EXERCISE DESCRIPTION —
Reproduce the entire listing word for word.

TASK INPUTS —
________________________________________
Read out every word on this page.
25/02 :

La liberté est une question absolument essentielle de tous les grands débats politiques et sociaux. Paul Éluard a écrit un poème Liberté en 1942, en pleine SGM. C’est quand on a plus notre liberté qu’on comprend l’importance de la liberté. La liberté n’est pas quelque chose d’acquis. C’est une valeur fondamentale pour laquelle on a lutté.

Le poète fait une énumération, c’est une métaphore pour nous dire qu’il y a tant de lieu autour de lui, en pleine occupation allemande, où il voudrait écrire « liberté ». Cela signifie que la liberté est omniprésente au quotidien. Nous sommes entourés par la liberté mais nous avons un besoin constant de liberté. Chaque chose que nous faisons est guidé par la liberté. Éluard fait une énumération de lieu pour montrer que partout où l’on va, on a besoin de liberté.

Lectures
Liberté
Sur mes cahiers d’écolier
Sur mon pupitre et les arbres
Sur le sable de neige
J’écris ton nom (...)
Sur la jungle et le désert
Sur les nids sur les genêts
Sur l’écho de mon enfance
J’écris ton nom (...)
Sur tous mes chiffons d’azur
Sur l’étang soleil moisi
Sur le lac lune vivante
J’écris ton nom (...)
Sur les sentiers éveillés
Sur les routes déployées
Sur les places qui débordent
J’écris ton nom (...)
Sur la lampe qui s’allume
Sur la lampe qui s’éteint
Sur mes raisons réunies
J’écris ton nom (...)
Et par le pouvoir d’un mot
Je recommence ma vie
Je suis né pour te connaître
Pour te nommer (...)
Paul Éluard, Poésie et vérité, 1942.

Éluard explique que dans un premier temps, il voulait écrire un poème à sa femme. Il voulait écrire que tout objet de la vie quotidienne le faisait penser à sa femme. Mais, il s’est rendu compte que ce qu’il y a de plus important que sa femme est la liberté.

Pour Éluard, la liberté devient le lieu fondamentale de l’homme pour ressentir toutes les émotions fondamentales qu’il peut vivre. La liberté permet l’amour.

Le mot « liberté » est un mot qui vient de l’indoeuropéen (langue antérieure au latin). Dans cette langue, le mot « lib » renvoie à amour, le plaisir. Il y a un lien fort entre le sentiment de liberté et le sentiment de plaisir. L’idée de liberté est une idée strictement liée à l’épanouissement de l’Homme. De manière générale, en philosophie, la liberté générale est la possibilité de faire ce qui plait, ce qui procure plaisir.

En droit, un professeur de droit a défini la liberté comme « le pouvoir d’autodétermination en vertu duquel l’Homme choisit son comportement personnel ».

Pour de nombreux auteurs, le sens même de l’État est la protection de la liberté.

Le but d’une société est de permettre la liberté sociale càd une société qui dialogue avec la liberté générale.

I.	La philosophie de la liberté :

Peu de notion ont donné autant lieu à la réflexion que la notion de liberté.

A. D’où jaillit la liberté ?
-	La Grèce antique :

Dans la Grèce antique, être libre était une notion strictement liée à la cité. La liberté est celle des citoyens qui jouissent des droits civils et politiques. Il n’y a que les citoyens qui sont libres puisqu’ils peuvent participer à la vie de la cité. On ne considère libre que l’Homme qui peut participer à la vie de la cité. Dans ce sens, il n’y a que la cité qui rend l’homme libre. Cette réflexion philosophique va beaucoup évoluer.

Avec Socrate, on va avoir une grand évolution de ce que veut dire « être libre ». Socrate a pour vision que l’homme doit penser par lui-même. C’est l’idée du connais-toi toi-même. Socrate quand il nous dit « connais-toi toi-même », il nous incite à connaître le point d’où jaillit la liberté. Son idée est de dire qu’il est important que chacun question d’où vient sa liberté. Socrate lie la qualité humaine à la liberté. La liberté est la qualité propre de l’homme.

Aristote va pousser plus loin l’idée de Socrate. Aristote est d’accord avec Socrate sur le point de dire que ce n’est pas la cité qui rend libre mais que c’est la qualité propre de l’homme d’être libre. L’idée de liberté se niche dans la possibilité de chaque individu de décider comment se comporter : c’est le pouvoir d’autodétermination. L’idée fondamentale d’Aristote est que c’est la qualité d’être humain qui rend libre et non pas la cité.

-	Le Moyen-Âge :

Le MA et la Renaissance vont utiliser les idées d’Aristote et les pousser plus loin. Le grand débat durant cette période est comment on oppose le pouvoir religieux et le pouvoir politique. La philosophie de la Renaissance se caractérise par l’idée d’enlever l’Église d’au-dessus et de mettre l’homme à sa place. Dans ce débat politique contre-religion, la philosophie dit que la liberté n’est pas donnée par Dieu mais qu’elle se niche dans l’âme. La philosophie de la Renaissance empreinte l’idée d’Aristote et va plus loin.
________________________________________
COMPLETED TASK —
Read out every word on this page.
25/02 :

La liberté est une question absolument essentielle de tous les grands débats politiques et sociaux. Paul Éluard a écrit un poème Liberté en 1942, en pleine SGM. C’est quand on a plus notre liberté qu’on comprend l’importance de la liberté. La liberté n’est pas quelque chose d’acquis. C’est une valeur fondamentale pour laquelle on a lutté.

Le poète fait une énumération, c’est une métaphore pour nous dire qu’il y a tant de lieu autour de lui, en pleine occupation allemande, où il voudrait écrire « liberté ». Cela signifie que la liberté est omniprésente au quotidien. Nous sommes entourés par la liberté mais nous avons un besoin constant de liberté. Chaque chose que nous faisons est guidé par la liberté. Éluard fait une énumération de lieu pour montrer que partout où l’on va, on a besoin de liberté.

Lectures
Liberté
Sur mes cahiers d’écolier
Sur mon pupitre et les arbres
Sur le sable de neige
J’écris ton nom (...)
Sur la jungle et le désert
Sur les nids sur les genêts
Sur l’écho de mon enfance
J’écris ton nom (...)
Sur tous mes chiffons d’azur
Sur l’étang soleil moisi
Sur le lac lune vivante
J’écris ton nom (...)
Sur les sentiers éveillés
Sur les routes déployées
Sur les places qui débordent
J’écris ton nom (...)
Sur la lampe qui s’allume
Sur la lampe qui s’éteint
Sur mes raisons réunies
J’écris ton nom (...)
Et par le pouvoir d’un mot
Je recommence ma vie
Je suis né pour te connaître
Pour te nommer (...)
Paul Éluard, Poésie et vérité, 1942.

Éluard explique que dans un premier temps, il voulait écrire un poème à sa femme. Il voulait écrire que tout objet de la vie quotidienne le faisait penser à sa femme. Mais, il s’est rendu compte que ce qu’il y a de plus important que sa femme est la liberté.

Pour Éluard, la liberté devient le lieu fondamentale de l’homme pour ressentir toutes les émotions fondamentales qu’il peut vivre. La liberté permet l’amour.

Le mot « liberté » est un mot qui vient de l’indoeuropéen (langue antérieure au latin). Dans cette langue, le mot « lib » renvoie à amour, le plaisir. Il y a un lien fort entre le sentiment de liberté et le sentiment de plaisir. L’idée de liberté est une idée strictement liée à l’épanouissement de l’Homme. De manière générale, en philosophie, la liberté générale est la possibilité de faire ce qui plait, ce qui procure plaisir.

En droit, un professeur de droit a défini la liberté comme « le pouvoir d’autodétermination en vertu duquel l’Homme choisit son comportement personnel ».

Pour de nombreux auteurs, le sens même de l’État est la protection de la liberté.

Le but d’une société est de permettre la liberté sociale càd une société qui dialogue avec la liberté générale.

I.	La philosophie de la liberté :

Peu de notion ont donné autant lieu à la réflexion que la notion de liberté.

A. D’où jaillit la liberté ?
-	La Grèce antique :

Dans la Grèce antique, être libre était une notion strictement liée à la cité. La liberté est celle des citoyens qui jouissent des droits civils et politiques. Il n’y a que les citoyens qui sont libres puisqu’ils peuvent participer à la vie de la cité. On ne considère libre que l’Homme qui peut participer à la vie de la cité. Dans ce sens, il n’y a que la cité qui rend l’homme libre. Cette réflexion philosophique va beaucoup évoluer.

Avec Socrate, on va avoir une grand évolution de ce que veut dire « être libre ». Socrate a pour vision que l’homme doit penser par lui-même. C’est l’idée du connais-toi toi-même. Socrate quand il nous dit « connais-toi toi-même », il nous incite à connaître le point d’où jaillit la liberté. Son idée est de dire qu’il est important que chacun question d’où vient sa liberté. Socrate lie la qualité humaine à la liberté. La liberté est la qualité propre de l’homme.

Aristote va pousser plus loin l’idée de Socrate. Aristote est d’accord avec Socrate sur le point de dire que ce n’est pas la cité qui rend libre mais que c’est la qualité propre de l’homme d’être libre. L’idée de liberté se niche dans la possibilité de chaque individu de décider comment se comporter : c’est le pouvoir d’autodétermination. L’idée fondamentale d’Aristote est que c’est la qualité d’être humain qui rend libre et non pas la cité.

-	Le Moyen-Âge :

Le MA et la Renaissance vont utiliser les idées d’Aristote et les pousser plus loin. Le grand débat durant cette période est comment on oppose le pouvoir religieux et le pouvoir politique. La philosophie de la Renaissance se caractérise par l’idée d’enlever l’Église d’au-dessus et de mettre l’homme à sa place. Dans ce débat politique contre-religion, la philosophie dit que la liberté n’est pas donnée par Dieu mais qu’elle se niche dans l’âme. La philosophie de la Renaissance empreinte l’idée d’Aristote et va plus loin.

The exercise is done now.